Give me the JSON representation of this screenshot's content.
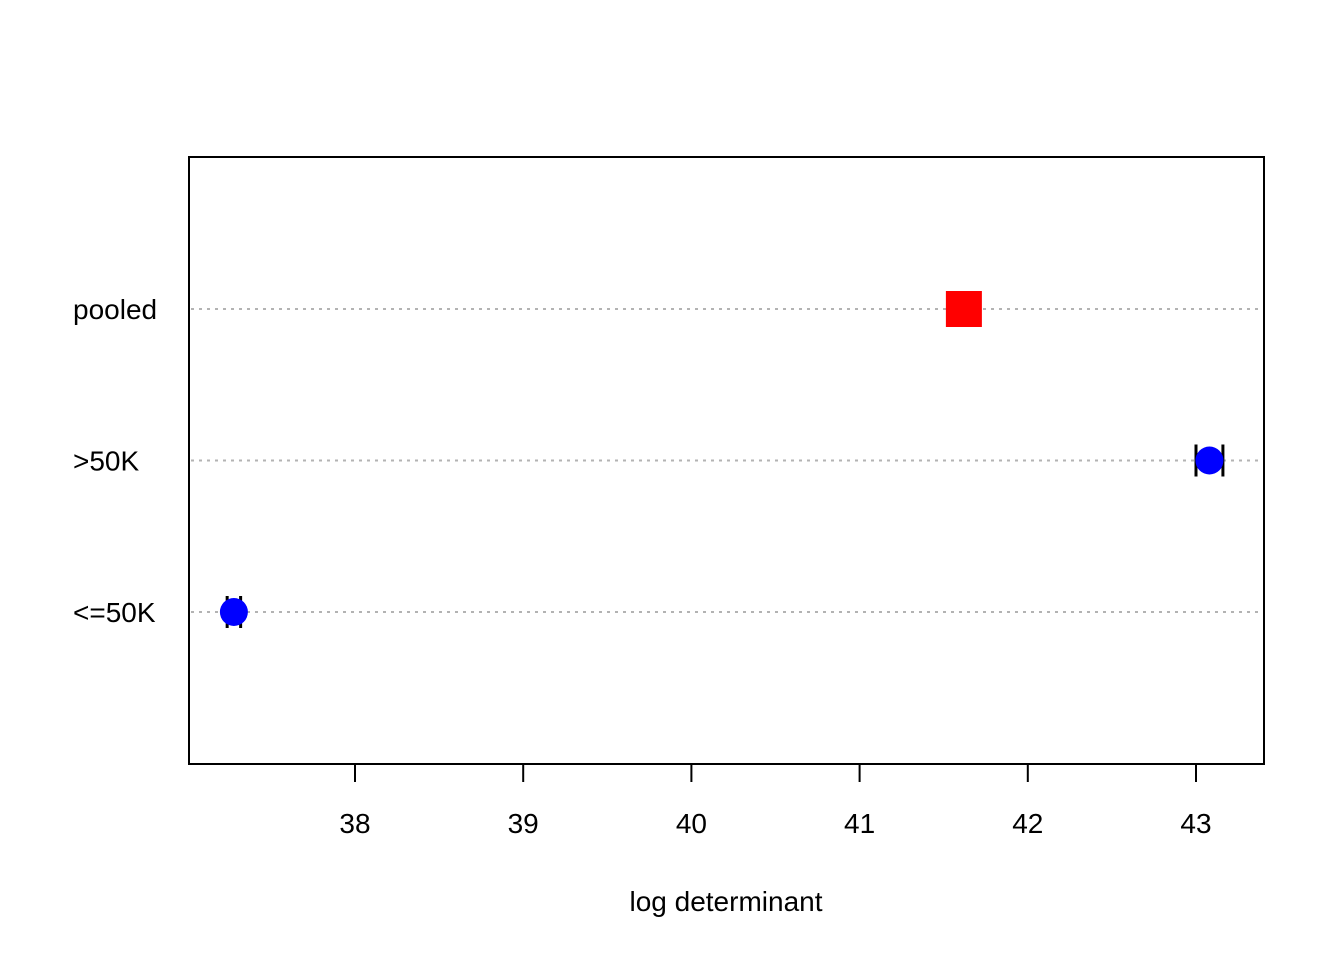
{
  "chart_data": {
    "type": "scatter",
    "xlabel": "log determinant",
    "ylabel": "",
    "xlim": [
      37.0,
      43.4
    ],
    "x_ticks": [
      "38",
      "39",
      "40",
      "41",
      "42",
      "43"
    ],
    "x_tick_values": [
      38,
      39,
      40,
      41,
      42,
      43
    ],
    "grid": "horizontal dotted",
    "categories": [
      "<=50K",
      ">50K",
      "pooled"
    ],
    "points": [
      {
        "category": "<=50K",
        "value": 37.28,
        "ci": [
          37.24,
          37.32
        ],
        "marker": "circle",
        "color": "#0000ff"
      },
      {
        "category": ">50K",
        "value": 43.08,
        "ci": [
          43.0,
          43.16
        ],
        "marker": "circle",
        "color": "#0000ff"
      },
      {
        "category": "pooled",
        "value": 41.62,
        "marker": "square",
        "color": "#ff0000"
      }
    ]
  }
}
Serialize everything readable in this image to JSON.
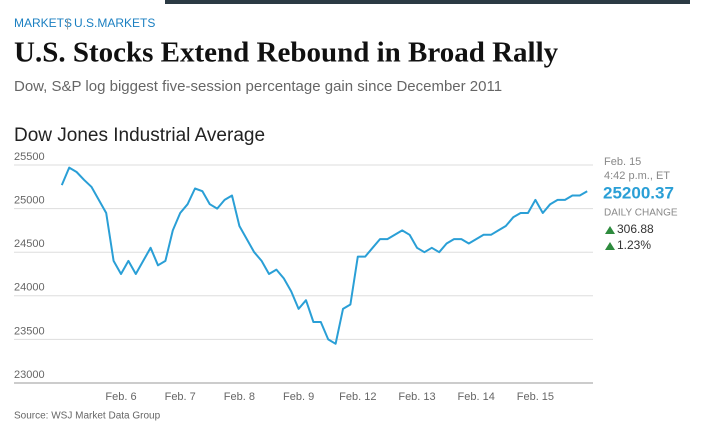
{
  "header": {
    "section": "MARKETS",
    "subsection": "U.S.MARKETS",
    "headline": "U.S. Stocks Extend Rebound in Broad Rally",
    "dek": "Dow, S&P log biggest five-session percentage gain since December 2011"
  },
  "panel": {
    "date": "Feb. 15",
    "time": "4:42 p.m., ET",
    "price": "25200.37",
    "change_label": "DAILY CHANGE",
    "change": "306.88",
    "change_pct": "1.23%"
  },
  "source": "Source: WSJ Market Data Group",
  "chart_data": {
    "type": "line",
    "title": "Dow Jones Industrial Average",
    "categories": [
      null,
      null,
      null,
      null,
      null,
      null,
      null,
      null,
      "Feb. 6",
      null,
      null,
      null,
      null,
      null,
      null,
      null,
      "Feb. 7",
      null,
      null,
      null,
      null,
      null,
      null,
      null,
      "Feb. 8",
      null,
      null,
      null,
      null,
      null,
      null,
      null,
      "Feb. 9",
      null,
      null,
      null,
      null,
      null,
      null,
      null,
      "Feb. 12",
      null,
      null,
      null,
      null,
      null,
      null,
      null,
      "Feb. 13",
      null,
      null,
      null,
      null,
      null,
      null,
      null,
      "Feb. 14",
      null,
      null,
      null,
      null,
      null,
      null,
      null,
      "Feb. 15",
      null,
      null,
      null,
      null,
      null,
      null,
      null
    ],
    "series": [
      {
        "name": "Dow Jones Industrial Average",
        "color": "#2a9fd6",
        "values": [
          25270,
          25470,
          25420,
          25330,
          25250,
          25100,
          24950,
          24400,
          24250,
          24400,
          24250,
          24400,
          24550,
          24350,
          24400,
          24750,
          24950,
          25050,
          25230,
          25200,
          25050,
          25000,
          25100,
          25150,
          24800,
          24650,
          24500,
          24400,
          24250,
          24300,
          24200,
          24050,
          23850,
          23950,
          23700,
          23700,
          23500,
          23450,
          23850,
          23900,
          24450,
          24450,
          24550,
          24650,
          24650,
          24700,
          24750,
          24700,
          24550,
          24500,
          24550,
          24500,
          24600,
          24650,
          24650,
          24600,
          24650,
          24700,
          24700,
          24750,
          24800,
          24900,
          24950,
          24950,
          25100,
          24950,
          25050,
          25100,
          25100,
          25150,
          25150,
          25200
        ]
      }
    ],
    "ylim": [
      23000,
      25500
    ],
    "yticks": [
      23000,
      23500,
      24000,
      24500,
      25000,
      25500
    ],
    "grid": true
  }
}
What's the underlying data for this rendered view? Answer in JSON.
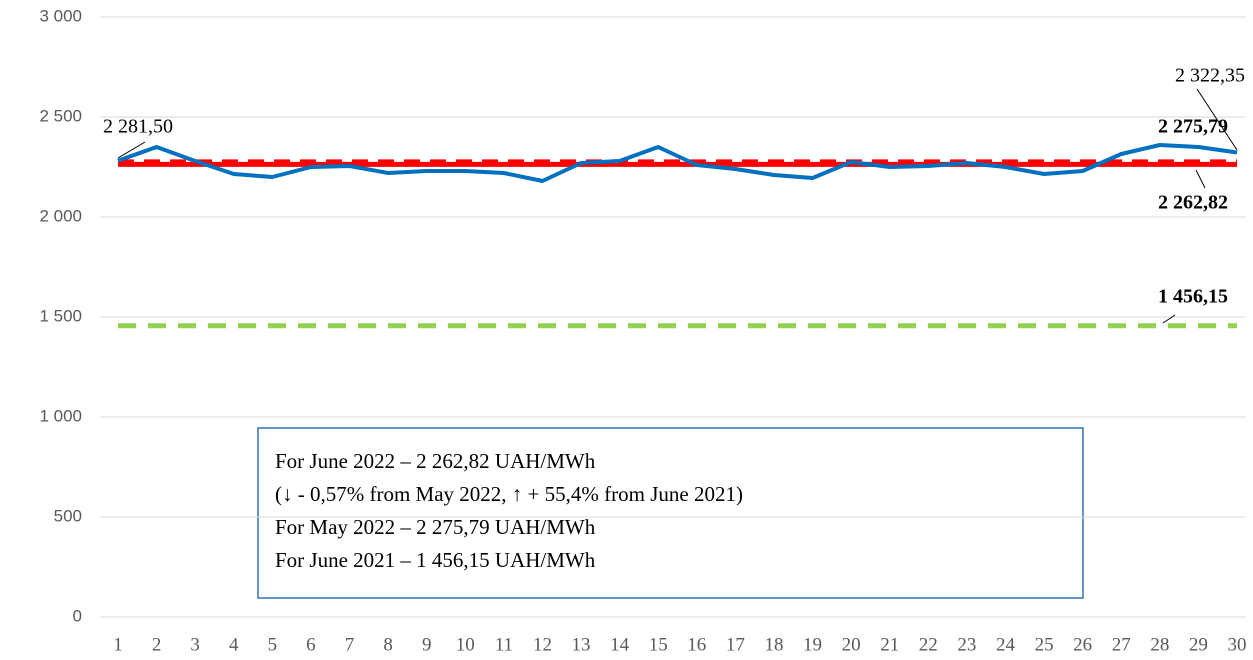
{
  "chart_data": {
    "type": "line",
    "categories": [
      "1",
      "2",
      "3",
      "4",
      "5",
      "6",
      "7",
      "8",
      "9",
      "10",
      "11",
      "12",
      "13",
      "14",
      "15",
      "16",
      "17",
      "18",
      "19",
      "20",
      "21",
      "22",
      "23",
      "24",
      "25",
      "26",
      "27",
      "28",
      "29",
      "30"
    ],
    "series": [
      {
        "color": "#92d050",
        "dash": true,
        "values": [
          1456.15,
          1456.15,
          1456.15,
          1456.15,
          1456.15,
          1456.15,
          1456.15,
          1456.15,
          1456.15,
          1456.15,
          1456.15,
          1456.15,
          1456.15,
          1456.15,
          1456.15,
          1456.15,
          1456.15,
          1456.15,
          1456.15,
          1456.15,
          1456.15,
          1456.15,
          1456.15,
          1456.15,
          1456.15,
          1456.15,
          1456.15,
          1456.15,
          1456.15,
          1456.15
        ],
        "value_labels": [
          null,
          null,
          null,
          null,
          null,
          null,
          null,
          null,
          null,
          null,
          null,
          null,
          null,
          null,
          null,
          null,
          null,
          null,
          null,
          null,
          null,
          null,
          null,
          null,
          null,
          null,
          null,
          null,
          null,
          "1 456,15"
        ]
      },
      {
        "color": "#ff0000",
        "dash": false,
        "values": [
          2262.82,
          2262.82,
          2262.82,
          2262.82,
          2262.82,
          2262.82,
          2262.82,
          2262.82,
          2262.82,
          2262.82,
          2262.82,
          2262.82,
          2262.82,
          2262.82,
          2262.82,
          2262.82,
          2262.82,
          2262.82,
          2262.82,
          2262.82,
          2262.82,
          2262.82,
          2262.82,
          2262.82,
          2262.82,
          2262.82,
          2262.82,
          2262.82,
          2262.82,
          2262.82
        ],
        "value_labels": [
          null,
          null,
          null,
          null,
          null,
          null,
          null,
          null,
          null,
          null,
          null,
          null,
          null,
          null,
          null,
          null,
          null,
          null,
          null,
          null,
          null,
          null,
          null,
          null,
          null,
          null,
          null,
          null,
          null,
          "2 262,82"
        ]
      },
      {
        "color": "#ff0000",
        "dash": true,
        "values": [
          2275.79,
          2275.79,
          2275.79,
          2275.79,
          2275.79,
          2275.79,
          2275.79,
          2275.79,
          2275.79,
          2275.79,
          2275.79,
          2275.79,
          2275.79,
          2275.79,
          2275.79,
          2275.79,
          2275.79,
          2275.79,
          2275.79,
          2275.79,
          2275.79,
          2275.79,
          2275.79,
          2275.79,
          2275.79,
          2275.79,
          2275.79,
          2275.79,
          2275.79,
          2275.79
        ],
        "value_labels": [
          null,
          null,
          null,
          null,
          null,
          null,
          null,
          null,
          null,
          null,
          null,
          null,
          null,
          null,
          null,
          null,
          null,
          null,
          null,
          null,
          null,
          null,
          null,
          null,
          null,
          null,
          null,
          null,
          null,
          "2 275,79"
        ]
      },
      {
        "color": "#0070c0",
        "dash": false,
        "values": [
          2281.5,
          2350,
          2280,
          2215,
          2200,
          2250,
          2255,
          2220,
          2230,
          2230,
          2220,
          2180,
          2270,
          2280,
          2350,
          2260,
          2240,
          2210,
          2195,
          2275,
          2250,
          2255,
          2270,
          2250,
          2215,
          2230,
          2315,
          2360,
          2350,
          2322.35
        ],
        "value_labels": [
          "2 281,50",
          null,
          null,
          null,
          null,
          null,
          null,
          null,
          null,
          null,
          null,
          null,
          null,
          null,
          null,
          null,
          null,
          null,
          null,
          null,
          null,
          null,
          null,
          null,
          null,
          null,
          null,
          null,
          null,
          "2 322,35"
        ]
      }
    ],
    "ylim": [
      0,
      3000
    ],
    "yticks": [
      0,
      500,
      {
        "value": 1000,
        "label": "1 000"
      },
      {
        "value": 1500,
        "label": "1 500"
      },
      {
        "value": 2000,
        "label": "2 000"
      },
      {
        "value": 2500,
        "label": "2 500"
      },
      {
        "value": 3000,
        "label": "3 000"
      }
    ],
    "grid": true,
    "annotations": [
      "For June 2022 – 2 262,82 UAH/MWh",
      "(↓ - 0,57% from May 2022, ↑ + 55,4% from June 2021)",
      "For May 2022 – 2 275,79 UAH/MWh",
      "For June 2021 – 1 456,15 UAH/MWh"
    ]
  }
}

WHAT YOU WILL DO →
Copy every line in the entries above that has the string "this" in it.

FULL OUTPUT →
Give me the JSON representation of this screenshot's content.
Serialize everything readable in this image to JSON.
What's the underlying data for this rendered view? Answer in JSON.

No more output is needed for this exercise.